Written instruction: Print the complete set of entries exactly.

□ □ □ □

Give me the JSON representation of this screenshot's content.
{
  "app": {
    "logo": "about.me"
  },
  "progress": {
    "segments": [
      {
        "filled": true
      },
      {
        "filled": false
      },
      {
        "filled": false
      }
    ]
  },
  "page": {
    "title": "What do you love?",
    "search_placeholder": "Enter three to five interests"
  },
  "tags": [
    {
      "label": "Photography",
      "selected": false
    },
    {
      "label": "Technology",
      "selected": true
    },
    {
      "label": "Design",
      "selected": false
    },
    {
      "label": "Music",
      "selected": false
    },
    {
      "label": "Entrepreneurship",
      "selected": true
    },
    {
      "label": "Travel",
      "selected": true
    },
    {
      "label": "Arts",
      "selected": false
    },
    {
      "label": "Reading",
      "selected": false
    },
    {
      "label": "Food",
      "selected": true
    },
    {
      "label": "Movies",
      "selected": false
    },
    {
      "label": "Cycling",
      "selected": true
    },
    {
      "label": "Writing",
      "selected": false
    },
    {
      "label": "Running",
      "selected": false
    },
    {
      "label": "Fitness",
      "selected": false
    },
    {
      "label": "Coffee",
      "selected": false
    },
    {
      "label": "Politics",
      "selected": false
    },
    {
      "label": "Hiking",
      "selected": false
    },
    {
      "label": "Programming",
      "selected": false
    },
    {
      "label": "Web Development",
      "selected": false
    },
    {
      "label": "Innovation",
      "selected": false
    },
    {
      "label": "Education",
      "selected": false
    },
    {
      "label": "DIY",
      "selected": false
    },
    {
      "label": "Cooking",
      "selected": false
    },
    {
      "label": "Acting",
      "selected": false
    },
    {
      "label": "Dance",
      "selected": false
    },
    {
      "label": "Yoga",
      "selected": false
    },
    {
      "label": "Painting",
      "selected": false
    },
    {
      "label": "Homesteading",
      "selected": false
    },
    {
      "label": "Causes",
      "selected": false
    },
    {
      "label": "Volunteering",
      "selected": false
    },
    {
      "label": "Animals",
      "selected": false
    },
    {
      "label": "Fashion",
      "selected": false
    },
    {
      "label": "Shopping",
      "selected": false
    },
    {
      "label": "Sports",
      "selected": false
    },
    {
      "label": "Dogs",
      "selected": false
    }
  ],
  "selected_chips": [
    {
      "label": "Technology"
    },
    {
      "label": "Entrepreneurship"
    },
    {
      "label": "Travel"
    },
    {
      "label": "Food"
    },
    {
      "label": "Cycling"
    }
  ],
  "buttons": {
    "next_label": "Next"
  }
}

□ □ □ □

Exercise answer:
Give me the JSON representation of this screenshot's content.
{
  "app": {
    "logo": "about.me"
  },
  "progress": {
    "segments": [
      {
        "filled": true
      },
      {
        "filled": false
      },
      {
        "filled": false
      }
    ]
  },
  "page": {
    "title": "What do you love?",
    "search_placeholder": "Enter three to five interests"
  },
  "tags": [
    {
      "label": "Photography",
      "selected": false
    },
    {
      "label": "Technology",
      "selected": true
    },
    {
      "label": "Design",
      "selected": false
    },
    {
      "label": "Music",
      "selected": false
    },
    {
      "label": "Entrepreneurship",
      "selected": true
    },
    {
      "label": "Travel",
      "selected": true
    },
    {
      "label": "Arts",
      "selected": false
    },
    {
      "label": "Reading",
      "selected": false
    },
    {
      "label": "Food",
      "selected": true
    },
    {
      "label": "Movies",
      "selected": false
    },
    {
      "label": "Cycling",
      "selected": true
    },
    {
      "label": "Writing",
      "selected": false
    },
    {
      "label": "Running",
      "selected": false
    },
    {
      "label": "Fitness",
      "selected": false
    },
    {
      "label": "Coffee",
      "selected": false
    },
    {
      "label": "Politics",
      "selected": false
    },
    {
      "label": "Hiking",
      "selected": false
    },
    {
      "label": "Programming",
      "selected": false
    },
    {
      "label": "Web Development",
      "selected": false
    },
    {
      "label": "Innovation",
      "selected": false
    },
    {
      "label": "Education",
      "selected": false
    },
    {
      "label": "DIY",
      "selected": false
    },
    {
      "label": "Cooking",
      "selected": false
    },
    {
      "label": "Acting",
      "selected": false
    },
    {
      "label": "Dance",
      "selected": false
    },
    {
      "label": "Yoga",
      "selected": false
    },
    {
      "label": "Painting",
      "selected": false
    },
    {
      "label": "Homesteading",
      "selected": false
    },
    {
      "label": "Causes",
      "selected": false
    },
    {
      "label": "Volunteering",
      "selected": false
    },
    {
      "label": "Animals",
      "selected": false
    },
    {
      "label": "Fashion",
      "selected": false
    },
    {
      "label": "Shopping",
      "selected": false
    },
    {
      "label": "Sports",
      "selected": false
    },
    {
      "label": "Dogs",
      "selected": false
    }
  ],
  "selected_chips": [
    {
      "label": "Technology"
    },
    {
      "label": "Entrepreneurship"
    },
    {
      "label": "Travel"
    },
    {
      "label": "Food"
    },
    {
      "label": "Cycling"
    }
  ],
  "buttons": {
    "next_label": "Next"
  }
}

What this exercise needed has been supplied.